Data records
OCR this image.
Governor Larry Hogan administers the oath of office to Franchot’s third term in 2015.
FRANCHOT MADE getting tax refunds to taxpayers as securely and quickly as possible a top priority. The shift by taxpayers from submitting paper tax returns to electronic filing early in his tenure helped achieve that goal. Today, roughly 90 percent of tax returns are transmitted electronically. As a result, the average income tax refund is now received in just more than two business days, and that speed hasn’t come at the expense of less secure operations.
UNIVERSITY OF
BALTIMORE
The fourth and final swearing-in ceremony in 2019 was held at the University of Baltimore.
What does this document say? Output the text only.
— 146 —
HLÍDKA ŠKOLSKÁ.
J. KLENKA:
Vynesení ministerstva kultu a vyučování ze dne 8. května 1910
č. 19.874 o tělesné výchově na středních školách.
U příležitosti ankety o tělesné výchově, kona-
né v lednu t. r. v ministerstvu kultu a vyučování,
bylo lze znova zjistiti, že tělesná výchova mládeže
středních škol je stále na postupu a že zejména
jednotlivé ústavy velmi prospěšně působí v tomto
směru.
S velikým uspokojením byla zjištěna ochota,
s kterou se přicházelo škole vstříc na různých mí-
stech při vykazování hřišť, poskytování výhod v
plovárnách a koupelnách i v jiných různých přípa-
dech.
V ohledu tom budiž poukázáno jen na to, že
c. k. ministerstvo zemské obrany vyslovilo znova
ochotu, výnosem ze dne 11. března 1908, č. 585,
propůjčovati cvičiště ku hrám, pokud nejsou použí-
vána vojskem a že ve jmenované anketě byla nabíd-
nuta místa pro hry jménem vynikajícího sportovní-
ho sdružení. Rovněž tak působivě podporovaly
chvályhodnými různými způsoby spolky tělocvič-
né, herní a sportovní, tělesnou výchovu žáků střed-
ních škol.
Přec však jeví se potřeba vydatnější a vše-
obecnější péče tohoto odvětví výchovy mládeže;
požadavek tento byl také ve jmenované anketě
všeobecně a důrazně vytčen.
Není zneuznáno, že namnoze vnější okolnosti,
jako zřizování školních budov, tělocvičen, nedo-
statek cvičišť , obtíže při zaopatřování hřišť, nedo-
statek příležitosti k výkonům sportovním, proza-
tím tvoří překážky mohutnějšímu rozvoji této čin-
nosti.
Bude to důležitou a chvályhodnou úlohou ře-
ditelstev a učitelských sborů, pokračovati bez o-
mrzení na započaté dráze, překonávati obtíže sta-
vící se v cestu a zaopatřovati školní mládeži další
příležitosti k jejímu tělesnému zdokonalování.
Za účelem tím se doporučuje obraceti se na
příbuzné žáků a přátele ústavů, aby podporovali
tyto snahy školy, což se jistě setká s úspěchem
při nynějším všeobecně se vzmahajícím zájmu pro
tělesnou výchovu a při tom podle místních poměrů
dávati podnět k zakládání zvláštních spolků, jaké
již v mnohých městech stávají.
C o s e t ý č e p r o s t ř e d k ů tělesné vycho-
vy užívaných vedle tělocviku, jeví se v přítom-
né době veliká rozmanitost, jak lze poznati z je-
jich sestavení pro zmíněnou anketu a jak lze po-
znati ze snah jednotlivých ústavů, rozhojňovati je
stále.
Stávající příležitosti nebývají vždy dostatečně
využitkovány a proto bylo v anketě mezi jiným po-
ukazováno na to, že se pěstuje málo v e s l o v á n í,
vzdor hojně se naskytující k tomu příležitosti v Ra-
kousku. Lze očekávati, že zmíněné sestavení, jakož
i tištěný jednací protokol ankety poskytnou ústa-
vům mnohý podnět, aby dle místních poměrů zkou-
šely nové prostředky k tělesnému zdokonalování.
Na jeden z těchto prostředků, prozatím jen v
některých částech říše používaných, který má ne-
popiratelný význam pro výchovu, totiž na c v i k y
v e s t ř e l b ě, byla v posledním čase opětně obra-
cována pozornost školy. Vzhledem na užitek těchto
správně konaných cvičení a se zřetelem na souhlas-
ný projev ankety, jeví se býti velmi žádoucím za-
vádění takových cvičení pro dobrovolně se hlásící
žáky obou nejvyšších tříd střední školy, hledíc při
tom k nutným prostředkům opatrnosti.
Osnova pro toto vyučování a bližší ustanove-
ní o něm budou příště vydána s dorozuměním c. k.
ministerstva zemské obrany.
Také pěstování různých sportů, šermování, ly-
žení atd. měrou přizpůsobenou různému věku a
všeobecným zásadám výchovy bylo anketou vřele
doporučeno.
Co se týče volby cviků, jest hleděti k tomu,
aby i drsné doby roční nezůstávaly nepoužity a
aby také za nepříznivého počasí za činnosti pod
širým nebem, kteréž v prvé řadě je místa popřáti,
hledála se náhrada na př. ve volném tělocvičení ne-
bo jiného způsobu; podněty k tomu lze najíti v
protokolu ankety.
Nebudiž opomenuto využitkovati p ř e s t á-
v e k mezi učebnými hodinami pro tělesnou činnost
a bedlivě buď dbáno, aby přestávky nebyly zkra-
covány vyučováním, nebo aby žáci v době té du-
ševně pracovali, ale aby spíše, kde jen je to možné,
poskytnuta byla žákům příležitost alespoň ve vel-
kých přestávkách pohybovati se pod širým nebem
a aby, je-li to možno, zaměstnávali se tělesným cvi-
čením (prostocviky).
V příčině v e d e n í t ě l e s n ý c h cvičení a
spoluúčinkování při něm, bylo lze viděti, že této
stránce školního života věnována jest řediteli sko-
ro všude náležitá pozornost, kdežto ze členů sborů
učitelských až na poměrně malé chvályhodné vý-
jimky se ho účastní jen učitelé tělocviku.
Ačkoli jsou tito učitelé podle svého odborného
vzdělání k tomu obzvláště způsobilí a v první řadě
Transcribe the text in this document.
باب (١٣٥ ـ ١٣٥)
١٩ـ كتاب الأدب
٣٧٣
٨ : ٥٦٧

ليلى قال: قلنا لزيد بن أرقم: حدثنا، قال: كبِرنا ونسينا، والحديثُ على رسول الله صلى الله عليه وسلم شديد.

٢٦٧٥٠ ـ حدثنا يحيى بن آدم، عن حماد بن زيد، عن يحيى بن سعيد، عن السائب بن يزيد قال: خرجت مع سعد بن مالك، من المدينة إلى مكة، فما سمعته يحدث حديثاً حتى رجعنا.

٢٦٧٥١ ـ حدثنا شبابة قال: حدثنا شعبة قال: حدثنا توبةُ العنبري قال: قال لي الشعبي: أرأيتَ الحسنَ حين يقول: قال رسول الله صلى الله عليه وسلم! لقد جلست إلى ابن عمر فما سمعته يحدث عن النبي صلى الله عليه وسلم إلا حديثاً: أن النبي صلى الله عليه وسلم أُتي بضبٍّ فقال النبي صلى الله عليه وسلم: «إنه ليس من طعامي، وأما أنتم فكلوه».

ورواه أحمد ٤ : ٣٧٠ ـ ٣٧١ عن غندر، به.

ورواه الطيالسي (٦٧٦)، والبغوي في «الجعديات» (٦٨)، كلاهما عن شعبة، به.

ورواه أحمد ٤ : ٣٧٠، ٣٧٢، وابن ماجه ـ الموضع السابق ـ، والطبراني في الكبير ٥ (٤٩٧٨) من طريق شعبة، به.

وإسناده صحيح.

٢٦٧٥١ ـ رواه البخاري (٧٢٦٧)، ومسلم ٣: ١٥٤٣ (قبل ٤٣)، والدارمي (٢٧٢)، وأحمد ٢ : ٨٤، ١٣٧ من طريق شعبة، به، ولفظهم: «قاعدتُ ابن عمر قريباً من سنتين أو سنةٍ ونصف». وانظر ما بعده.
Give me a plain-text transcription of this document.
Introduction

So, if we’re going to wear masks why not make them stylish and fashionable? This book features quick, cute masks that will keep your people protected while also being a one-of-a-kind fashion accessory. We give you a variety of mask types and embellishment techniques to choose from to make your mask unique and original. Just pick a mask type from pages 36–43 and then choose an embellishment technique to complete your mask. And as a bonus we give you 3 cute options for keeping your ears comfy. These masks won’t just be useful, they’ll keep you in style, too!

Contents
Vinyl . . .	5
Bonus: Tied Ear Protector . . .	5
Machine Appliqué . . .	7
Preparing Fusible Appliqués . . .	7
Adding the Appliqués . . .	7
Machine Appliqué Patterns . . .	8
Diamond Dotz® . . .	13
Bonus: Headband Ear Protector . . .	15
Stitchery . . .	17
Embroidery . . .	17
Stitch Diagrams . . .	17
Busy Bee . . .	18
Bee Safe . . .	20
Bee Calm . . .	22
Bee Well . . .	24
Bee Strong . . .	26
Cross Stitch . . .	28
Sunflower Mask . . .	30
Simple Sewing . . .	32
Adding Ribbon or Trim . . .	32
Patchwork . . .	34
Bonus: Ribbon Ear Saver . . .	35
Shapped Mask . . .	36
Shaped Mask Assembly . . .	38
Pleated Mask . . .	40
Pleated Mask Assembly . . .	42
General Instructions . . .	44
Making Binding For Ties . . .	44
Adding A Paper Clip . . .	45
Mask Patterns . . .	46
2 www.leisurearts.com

Given instruction: From the listing, copy each line containing the word "těchto".

Task answer:
Na jeden z těchto prostředků, prozatím jen v
cována pozornost školy. Vzhledem na užitek těchto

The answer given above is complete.